#### WRITTEN PROBLEM
Lines containing the word "вдоль" are the ones to copy from the records below.

#### RECORDS TO USE
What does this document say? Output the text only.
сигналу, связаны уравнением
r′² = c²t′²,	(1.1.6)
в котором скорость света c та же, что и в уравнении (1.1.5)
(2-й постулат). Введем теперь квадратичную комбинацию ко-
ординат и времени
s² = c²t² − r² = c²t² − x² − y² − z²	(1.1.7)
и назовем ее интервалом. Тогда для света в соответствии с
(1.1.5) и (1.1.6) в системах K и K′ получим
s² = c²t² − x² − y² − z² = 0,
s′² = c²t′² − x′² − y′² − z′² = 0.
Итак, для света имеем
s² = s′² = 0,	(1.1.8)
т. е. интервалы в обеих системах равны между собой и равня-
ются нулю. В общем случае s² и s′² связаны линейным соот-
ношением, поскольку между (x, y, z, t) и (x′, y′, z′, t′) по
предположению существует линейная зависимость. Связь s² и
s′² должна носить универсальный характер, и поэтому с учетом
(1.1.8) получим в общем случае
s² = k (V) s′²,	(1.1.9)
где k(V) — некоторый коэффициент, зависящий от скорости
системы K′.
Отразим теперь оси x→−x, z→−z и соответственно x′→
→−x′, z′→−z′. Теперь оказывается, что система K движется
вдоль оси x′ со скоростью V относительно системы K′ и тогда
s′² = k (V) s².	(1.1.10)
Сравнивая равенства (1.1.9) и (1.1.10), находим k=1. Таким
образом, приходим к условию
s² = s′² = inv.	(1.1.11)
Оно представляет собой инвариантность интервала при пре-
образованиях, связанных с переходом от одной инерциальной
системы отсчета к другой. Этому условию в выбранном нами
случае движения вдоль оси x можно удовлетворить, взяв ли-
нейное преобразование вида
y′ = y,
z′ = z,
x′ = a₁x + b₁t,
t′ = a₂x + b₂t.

#### EXERCISE RESULT
вдоль оси x′ со скоростью V относительно системы K′ и тогда
случае движения вдоль оси x можно удовлетворить, взяв ли-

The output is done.